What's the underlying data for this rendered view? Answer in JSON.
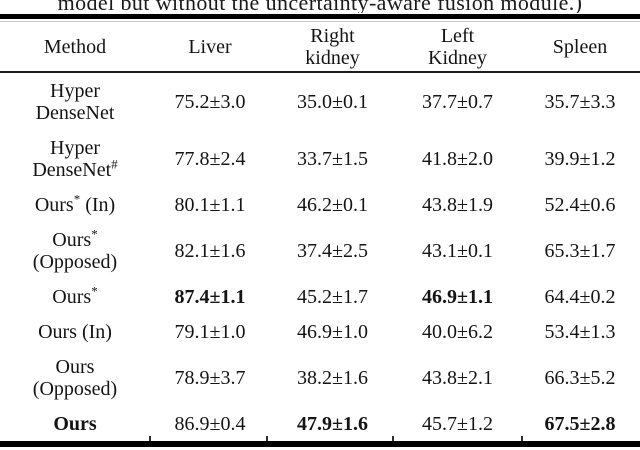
{
  "caption": "model but without the uncertainty-aware fusion module.)",
  "table": {
    "columns": [
      "Method",
      "Liver",
      "Right\nkidney",
      "Left\nKidney",
      "Spleen"
    ],
    "rows": [
      {
        "method_parts": [
          {
            "t": "Hyper\nDenseNet"
          }
        ],
        "method_bold": false,
        "values": [
          "75.2±3.0",
          "35.0±0.1",
          "37.7±0.7",
          "35.7±3.3"
        ],
        "bold": [
          false,
          false,
          false,
          false
        ]
      },
      {
        "method_parts": [
          {
            "t": "Hyper\nDenseNet"
          },
          {
            "t": "#",
            "sup": true
          }
        ],
        "method_bold": false,
        "values": [
          "77.8±2.4",
          "33.7±1.5",
          "41.8±2.0",
          "39.9±1.2"
        ],
        "bold": [
          false,
          false,
          false,
          false
        ]
      },
      {
        "method_parts": [
          {
            "t": "Ours"
          },
          {
            "t": "*",
            "sup": true
          },
          {
            "t": " (In)"
          }
        ],
        "method_bold": false,
        "values": [
          "80.1±1.1",
          "46.2±0.1",
          "43.8±1.9",
          "52.4±0.6"
        ],
        "bold": [
          false,
          false,
          false,
          false
        ]
      },
      {
        "method_parts": [
          {
            "t": "Ours"
          },
          {
            "t": "*",
            "sup": true
          },
          {
            "t": "\n(Opposed)"
          }
        ],
        "method_bold": false,
        "values": [
          "82.1±1.6",
          "37.4±2.5",
          "43.1±0.1",
          "65.3±1.7"
        ],
        "bold": [
          false,
          false,
          false,
          false
        ]
      },
      {
        "method_parts": [
          {
            "t": "Ours"
          },
          {
            "t": "*",
            "sup": true
          }
        ],
        "method_bold": false,
        "values": [
          "87.4±1.1",
          "45.2±1.7",
          "46.9±1.1",
          "64.4±0.2"
        ],
        "bold": [
          true,
          false,
          true,
          false
        ]
      },
      {
        "method_parts": [
          {
            "t": "Ours (In)"
          }
        ],
        "method_bold": false,
        "values": [
          "79.1±1.0",
          "46.9±1.0",
          "40.0±6.2",
          "53.4±1.3"
        ],
        "bold": [
          false,
          false,
          false,
          false
        ]
      },
      {
        "method_parts": [
          {
            "t": "Ours\n(Opposed)"
          }
        ],
        "method_bold": false,
        "values": [
          "78.9±3.7",
          "38.2±1.6",
          "43.8±2.1",
          "66.3±5.2"
        ],
        "bold": [
          false,
          false,
          false,
          false
        ]
      },
      {
        "method_parts": [
          {
            "t": "Ours"
          }
        ],
        "method_bold": true,
        "values": [
          "86.9±0.4",
          "47.9±1.6",
          "45.7±1.2",
          "67.5±2.8"
        ],
        "bold": [
          false,
          true,
          false,
          true
        ]
      }
    ]
  },
  "colors": {
    "rule": "#000000",
    "text": "#141414"
  }
}
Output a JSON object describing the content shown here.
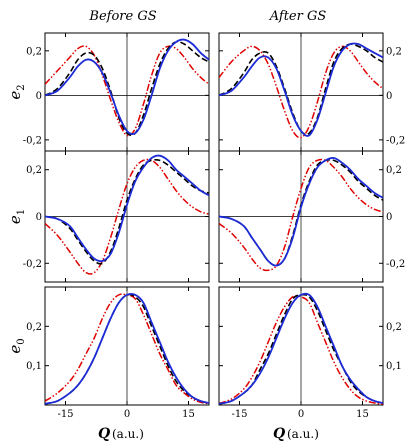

▬▬▬▬▬▬▬▬▬▬

- [SHORT TASK] Which lines hold the word "JSON"? Show each one.

- [EXPECTED OUTPUT]
What's the underlying data for this rendered view? Answer in JSON.
Output a JSON object describing the content shown here.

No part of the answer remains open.